### [Butir Kumpulan Data]
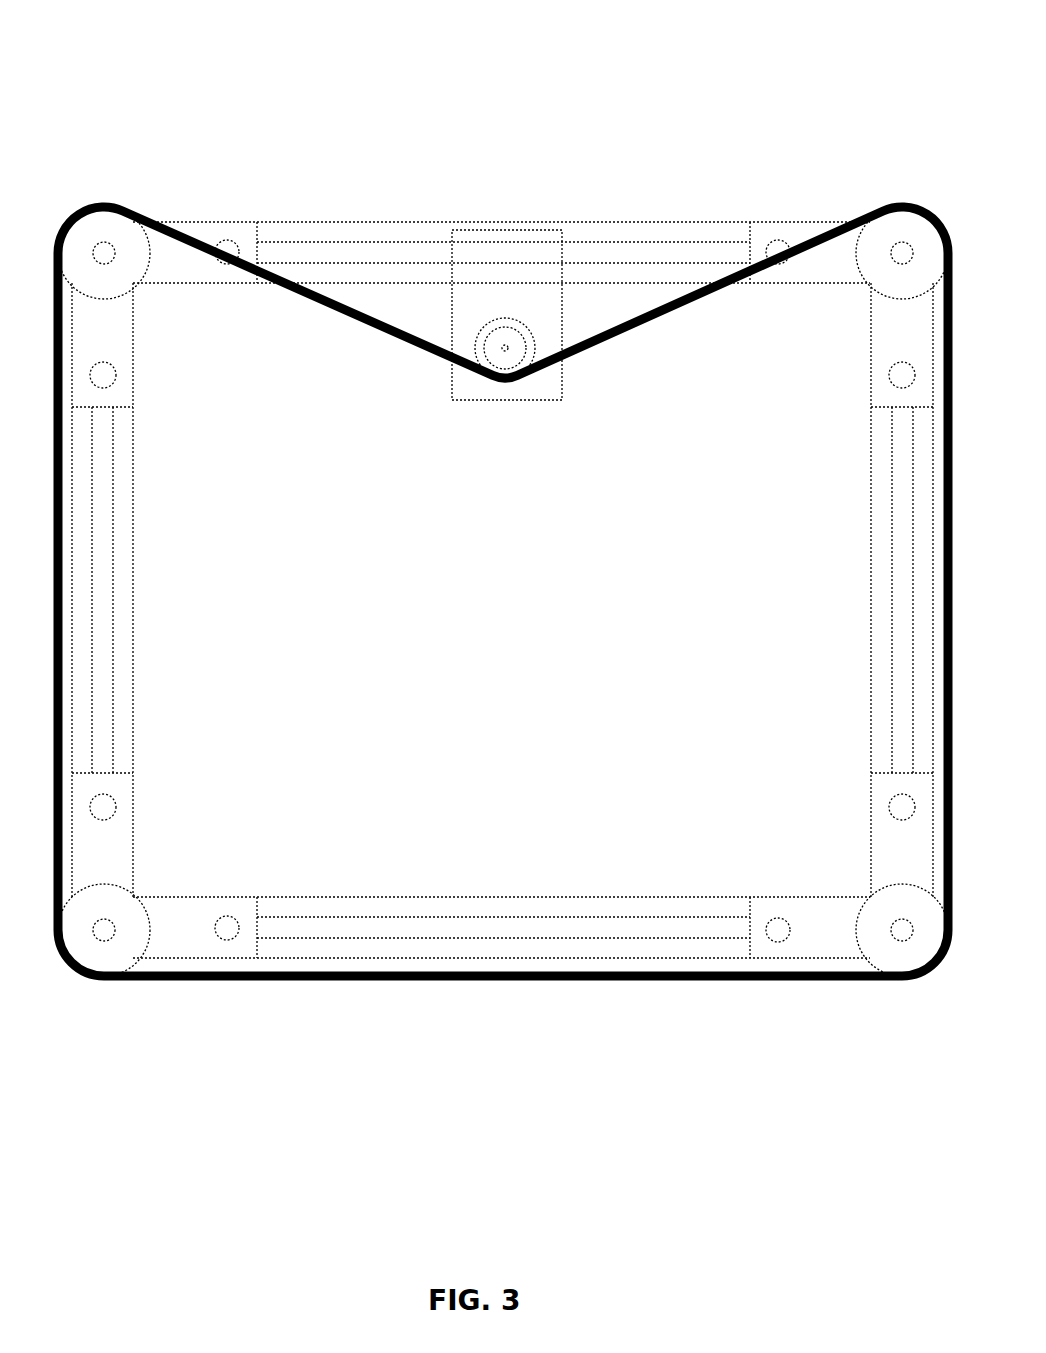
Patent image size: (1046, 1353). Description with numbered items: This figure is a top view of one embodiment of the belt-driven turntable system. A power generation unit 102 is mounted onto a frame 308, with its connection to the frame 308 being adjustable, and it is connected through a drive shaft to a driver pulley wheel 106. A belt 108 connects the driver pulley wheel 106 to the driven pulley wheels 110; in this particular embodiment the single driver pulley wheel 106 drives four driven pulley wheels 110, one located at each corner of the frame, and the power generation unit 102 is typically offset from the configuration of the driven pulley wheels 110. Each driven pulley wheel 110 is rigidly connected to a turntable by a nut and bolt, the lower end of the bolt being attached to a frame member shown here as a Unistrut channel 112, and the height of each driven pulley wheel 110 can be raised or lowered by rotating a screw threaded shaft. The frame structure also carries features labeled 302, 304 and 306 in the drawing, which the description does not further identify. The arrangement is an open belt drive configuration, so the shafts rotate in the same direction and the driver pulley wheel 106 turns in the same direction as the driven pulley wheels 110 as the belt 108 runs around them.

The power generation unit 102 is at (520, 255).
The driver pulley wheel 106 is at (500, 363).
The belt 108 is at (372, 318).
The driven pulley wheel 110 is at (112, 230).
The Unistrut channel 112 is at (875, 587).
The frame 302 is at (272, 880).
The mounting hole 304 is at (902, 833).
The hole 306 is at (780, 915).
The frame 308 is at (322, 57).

### [Permintaan Tertulis]
Sajikan semua butir di atas sebagai CSV dua kolom dengan satu baris untuk setiap butir. Kolom "teks" memuat teks butir dan kolom "hasil" memuat jawabannya. Masing-masing ditulis dalam satu bidang bertanda kutip, jeda barisnya diganti spasi, dan gambar tidak disertakan.

### [Hasil Tugas Ini]
teks,hasil
"Patent image size: (1046, 1353). Description with numbered items: This figure is a top view of one embodiment of the belt-driven turntable system. A power generation unit 102 is mounted onto a frame 308, with its connection to the frame 308 being adjustable, and it is connected through a drive shaft to a driver pulley wheel 106. A belt 108 connects the driver pulley wheel 106 to the driven pulley wheels 110; in this particular embodiment the single driver pulley wheel 106 drives four driven pulley wheels 110, one located at each corner of the frame, and the power generation unit 102 is typically offset from the configuration of the driven pulley wheels 110. Each driven pulley wheel 110 is rigidly connected to a turntable by a nut and bolt, the lower end of the bolt being attached to a frame member shown here as a Unistrut channel 112, and the height of each driven pulley wheel 110 can be raised or lowered by rotating a screw threaded shaft. The frame structure also carries features labeled 302, 304 and 306 in the drawing, which the description does not further identify. The arrangement is an open belt drive configuration, so the shafts rotate in the same direction and the driver pulley wheel 106 turns in the same direction as the driven pulley wheels 110 as the belt 108 runs around them.","The power generation unit 102 is at (520, 255). The driver pulley wheel 106 is at (500, 363). The belt 108 is at (372, 318). The driven pulley wheel 110 is at (112, 230). The Unistrut channel 112 is at (875, 587). The frame 302 is at (272, 880). The mounting hole 304 is at (902, 833). The hole 306 is at (780, 915). The frame 308 is at (322, 57)."